» DIRECTIONS
Every line containing the word "Brown" needs to be found and copied.

>> start RECORD EXTRACTS

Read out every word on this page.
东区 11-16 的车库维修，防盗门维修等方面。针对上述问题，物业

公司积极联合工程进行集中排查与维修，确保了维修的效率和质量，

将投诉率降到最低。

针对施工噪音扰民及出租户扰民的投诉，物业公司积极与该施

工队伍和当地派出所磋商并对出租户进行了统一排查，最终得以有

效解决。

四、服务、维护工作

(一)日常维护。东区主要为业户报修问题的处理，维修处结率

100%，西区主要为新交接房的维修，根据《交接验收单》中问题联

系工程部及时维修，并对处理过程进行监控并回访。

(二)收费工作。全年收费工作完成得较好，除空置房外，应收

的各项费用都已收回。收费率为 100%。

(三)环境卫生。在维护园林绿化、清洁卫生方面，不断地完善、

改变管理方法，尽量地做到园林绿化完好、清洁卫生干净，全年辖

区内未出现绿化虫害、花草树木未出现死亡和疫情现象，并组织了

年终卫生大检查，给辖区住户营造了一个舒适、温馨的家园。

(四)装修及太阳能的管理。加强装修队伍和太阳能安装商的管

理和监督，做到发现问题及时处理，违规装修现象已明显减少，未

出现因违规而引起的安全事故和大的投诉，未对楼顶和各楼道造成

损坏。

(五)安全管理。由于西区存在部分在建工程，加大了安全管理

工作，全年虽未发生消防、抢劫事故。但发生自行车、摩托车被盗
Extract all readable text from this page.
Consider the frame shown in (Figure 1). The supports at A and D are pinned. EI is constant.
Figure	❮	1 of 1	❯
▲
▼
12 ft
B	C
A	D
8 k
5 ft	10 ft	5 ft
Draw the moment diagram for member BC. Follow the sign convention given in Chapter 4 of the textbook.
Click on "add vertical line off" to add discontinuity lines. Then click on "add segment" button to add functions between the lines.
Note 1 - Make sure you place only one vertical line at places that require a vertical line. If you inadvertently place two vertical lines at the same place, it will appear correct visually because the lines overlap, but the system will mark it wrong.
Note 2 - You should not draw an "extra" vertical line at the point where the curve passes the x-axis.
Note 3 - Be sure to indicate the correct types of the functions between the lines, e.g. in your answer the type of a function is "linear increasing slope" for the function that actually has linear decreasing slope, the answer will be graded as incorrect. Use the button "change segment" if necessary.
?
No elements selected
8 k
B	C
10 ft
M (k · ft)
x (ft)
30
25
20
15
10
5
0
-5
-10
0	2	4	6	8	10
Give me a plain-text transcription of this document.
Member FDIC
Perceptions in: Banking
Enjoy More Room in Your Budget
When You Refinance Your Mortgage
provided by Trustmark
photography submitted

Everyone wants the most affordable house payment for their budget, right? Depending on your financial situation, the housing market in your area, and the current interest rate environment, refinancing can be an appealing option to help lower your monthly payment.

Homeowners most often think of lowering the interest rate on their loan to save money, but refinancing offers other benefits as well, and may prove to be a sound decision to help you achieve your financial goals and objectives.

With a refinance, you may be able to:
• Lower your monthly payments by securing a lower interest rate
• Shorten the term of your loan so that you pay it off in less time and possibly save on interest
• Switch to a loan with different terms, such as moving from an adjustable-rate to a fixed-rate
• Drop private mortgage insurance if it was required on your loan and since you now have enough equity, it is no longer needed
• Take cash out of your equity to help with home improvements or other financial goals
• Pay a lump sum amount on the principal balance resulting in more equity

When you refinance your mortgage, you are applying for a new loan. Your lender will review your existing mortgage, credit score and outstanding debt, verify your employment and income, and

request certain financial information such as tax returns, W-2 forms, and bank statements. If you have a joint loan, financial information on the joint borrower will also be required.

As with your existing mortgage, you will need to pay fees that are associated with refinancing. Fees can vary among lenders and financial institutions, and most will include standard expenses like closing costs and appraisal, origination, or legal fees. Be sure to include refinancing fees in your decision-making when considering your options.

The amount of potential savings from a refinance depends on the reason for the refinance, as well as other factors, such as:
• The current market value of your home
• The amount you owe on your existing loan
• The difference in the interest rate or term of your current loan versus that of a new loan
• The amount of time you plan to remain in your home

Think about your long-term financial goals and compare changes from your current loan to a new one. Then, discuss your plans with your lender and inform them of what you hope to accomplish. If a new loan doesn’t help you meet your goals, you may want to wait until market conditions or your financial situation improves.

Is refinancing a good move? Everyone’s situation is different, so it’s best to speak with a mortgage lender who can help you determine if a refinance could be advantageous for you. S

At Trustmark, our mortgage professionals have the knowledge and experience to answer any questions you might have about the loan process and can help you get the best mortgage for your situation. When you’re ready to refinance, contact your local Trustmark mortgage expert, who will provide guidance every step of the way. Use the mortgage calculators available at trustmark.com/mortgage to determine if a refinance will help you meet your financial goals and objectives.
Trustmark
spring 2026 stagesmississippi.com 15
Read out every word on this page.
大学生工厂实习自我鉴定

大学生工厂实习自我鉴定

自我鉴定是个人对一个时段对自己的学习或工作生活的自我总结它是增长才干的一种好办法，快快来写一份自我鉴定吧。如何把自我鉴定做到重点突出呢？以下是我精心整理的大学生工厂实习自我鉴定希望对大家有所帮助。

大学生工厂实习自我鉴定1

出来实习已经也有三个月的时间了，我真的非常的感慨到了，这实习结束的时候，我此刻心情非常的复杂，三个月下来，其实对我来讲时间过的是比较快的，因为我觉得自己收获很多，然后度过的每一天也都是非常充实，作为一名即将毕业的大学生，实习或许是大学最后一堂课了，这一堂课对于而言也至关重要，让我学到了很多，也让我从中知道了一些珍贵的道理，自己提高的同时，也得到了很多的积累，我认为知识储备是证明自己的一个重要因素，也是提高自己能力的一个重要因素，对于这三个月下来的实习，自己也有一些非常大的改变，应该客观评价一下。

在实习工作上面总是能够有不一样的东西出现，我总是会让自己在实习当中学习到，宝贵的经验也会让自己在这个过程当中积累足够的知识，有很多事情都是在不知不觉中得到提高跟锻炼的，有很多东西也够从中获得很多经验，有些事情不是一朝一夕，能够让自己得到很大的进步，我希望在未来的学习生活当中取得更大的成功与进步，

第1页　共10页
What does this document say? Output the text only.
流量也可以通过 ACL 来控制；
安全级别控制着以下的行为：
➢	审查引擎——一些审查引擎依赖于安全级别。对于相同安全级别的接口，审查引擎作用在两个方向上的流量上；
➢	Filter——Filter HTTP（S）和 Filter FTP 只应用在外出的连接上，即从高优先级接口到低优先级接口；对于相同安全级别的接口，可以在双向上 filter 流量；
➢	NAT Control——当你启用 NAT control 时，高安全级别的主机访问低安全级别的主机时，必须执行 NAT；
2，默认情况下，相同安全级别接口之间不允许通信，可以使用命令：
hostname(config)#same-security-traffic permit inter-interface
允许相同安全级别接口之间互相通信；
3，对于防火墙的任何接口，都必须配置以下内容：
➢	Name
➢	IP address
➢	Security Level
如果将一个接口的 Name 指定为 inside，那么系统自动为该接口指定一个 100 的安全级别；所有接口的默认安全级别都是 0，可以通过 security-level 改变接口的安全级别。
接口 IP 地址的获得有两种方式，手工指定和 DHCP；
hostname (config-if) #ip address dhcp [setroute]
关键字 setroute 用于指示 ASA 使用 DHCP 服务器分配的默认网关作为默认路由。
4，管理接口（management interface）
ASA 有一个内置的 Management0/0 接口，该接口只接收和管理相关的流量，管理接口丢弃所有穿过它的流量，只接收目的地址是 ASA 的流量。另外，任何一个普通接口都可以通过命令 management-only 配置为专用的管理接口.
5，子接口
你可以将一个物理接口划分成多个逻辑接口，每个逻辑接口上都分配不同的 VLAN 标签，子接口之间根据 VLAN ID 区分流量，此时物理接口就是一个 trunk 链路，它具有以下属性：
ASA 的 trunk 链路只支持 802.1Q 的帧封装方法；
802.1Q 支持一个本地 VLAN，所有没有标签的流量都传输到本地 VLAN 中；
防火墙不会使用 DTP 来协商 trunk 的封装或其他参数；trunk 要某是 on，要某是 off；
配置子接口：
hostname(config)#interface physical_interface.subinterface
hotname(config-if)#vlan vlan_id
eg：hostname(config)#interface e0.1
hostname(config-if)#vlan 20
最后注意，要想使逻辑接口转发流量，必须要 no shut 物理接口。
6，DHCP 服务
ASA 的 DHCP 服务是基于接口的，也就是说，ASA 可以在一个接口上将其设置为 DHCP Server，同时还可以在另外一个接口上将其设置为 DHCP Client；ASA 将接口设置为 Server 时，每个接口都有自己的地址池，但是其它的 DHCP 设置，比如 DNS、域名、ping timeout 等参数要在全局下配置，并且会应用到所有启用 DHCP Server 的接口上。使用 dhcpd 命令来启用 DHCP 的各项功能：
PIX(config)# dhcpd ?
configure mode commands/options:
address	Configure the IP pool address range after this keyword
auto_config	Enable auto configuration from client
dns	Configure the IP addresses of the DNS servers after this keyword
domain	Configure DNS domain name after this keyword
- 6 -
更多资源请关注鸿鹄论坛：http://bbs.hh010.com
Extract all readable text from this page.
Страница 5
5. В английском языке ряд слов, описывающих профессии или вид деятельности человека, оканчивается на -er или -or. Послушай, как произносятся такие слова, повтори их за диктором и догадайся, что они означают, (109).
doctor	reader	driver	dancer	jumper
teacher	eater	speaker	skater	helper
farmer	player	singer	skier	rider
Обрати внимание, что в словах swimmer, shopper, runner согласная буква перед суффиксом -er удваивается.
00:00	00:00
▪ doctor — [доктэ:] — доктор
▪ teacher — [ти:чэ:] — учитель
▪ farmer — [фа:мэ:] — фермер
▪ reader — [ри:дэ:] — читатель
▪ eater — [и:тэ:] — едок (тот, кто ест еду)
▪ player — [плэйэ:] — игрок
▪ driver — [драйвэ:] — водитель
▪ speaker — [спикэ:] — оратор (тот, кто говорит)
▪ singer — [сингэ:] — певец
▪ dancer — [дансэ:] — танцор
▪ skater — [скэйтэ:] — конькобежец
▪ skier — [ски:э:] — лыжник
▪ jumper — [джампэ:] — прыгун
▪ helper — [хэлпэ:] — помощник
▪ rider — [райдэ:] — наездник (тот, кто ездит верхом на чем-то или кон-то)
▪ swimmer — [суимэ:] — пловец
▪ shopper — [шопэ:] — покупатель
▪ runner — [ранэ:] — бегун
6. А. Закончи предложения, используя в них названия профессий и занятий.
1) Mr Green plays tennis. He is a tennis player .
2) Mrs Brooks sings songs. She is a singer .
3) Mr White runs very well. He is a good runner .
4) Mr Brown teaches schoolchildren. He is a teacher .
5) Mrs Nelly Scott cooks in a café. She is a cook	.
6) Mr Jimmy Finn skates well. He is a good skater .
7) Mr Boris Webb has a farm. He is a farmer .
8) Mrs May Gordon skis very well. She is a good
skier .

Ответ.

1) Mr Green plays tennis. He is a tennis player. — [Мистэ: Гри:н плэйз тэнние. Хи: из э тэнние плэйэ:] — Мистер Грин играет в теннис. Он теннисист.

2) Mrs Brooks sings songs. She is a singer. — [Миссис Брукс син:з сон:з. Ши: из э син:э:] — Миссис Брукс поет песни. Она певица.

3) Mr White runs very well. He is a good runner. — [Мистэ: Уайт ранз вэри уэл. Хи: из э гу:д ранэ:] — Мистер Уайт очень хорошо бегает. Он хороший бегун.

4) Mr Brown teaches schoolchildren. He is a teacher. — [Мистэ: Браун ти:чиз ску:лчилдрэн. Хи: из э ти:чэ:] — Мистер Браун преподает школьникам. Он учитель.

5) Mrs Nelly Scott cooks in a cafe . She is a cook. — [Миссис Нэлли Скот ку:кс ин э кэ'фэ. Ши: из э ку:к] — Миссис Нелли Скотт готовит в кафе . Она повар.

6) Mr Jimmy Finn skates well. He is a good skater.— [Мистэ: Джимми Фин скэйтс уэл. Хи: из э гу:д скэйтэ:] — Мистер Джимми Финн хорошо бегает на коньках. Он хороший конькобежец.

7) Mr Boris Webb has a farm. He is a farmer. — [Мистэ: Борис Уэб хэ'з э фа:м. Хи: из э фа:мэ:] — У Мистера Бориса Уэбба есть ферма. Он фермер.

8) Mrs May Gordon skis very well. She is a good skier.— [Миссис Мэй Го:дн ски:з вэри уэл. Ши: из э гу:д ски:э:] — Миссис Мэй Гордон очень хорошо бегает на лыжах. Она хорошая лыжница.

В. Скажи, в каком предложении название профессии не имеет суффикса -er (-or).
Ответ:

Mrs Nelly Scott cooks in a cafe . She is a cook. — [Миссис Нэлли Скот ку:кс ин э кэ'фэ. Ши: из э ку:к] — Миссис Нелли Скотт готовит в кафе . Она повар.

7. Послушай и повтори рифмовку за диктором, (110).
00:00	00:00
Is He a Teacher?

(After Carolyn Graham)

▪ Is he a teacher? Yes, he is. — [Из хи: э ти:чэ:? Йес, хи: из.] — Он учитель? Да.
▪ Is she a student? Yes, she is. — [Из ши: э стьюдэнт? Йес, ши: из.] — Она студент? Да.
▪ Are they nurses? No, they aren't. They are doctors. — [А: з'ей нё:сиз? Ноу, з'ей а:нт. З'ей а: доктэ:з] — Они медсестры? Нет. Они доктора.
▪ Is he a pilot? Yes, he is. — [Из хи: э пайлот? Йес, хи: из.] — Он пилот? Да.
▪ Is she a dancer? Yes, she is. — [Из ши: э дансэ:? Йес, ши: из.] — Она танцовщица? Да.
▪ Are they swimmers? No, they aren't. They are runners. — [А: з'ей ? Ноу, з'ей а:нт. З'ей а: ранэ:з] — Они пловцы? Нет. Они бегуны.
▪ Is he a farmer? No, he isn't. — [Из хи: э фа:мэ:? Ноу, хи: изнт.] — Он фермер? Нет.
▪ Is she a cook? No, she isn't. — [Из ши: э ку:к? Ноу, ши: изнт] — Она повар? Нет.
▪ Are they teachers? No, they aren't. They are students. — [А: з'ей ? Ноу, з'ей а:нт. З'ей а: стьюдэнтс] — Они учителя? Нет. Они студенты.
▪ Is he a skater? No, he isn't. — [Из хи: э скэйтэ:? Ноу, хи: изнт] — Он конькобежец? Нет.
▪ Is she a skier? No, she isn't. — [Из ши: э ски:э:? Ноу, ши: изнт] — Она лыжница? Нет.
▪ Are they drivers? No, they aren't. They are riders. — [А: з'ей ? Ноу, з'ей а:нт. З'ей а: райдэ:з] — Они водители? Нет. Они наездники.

>> end RECORD EXTRACTS

» TASK RESPONSE
4) Mr Brown teaches schoolchildren. He is a teacher .
4) Mr Brown teaches schoolchildren. He is a teacher. — [Мистэ: Браун ти:чиз ску:лчилдрэн. Хи: из э ти:чэ:] — Мистер Браун преподает школьникам. Он учитель.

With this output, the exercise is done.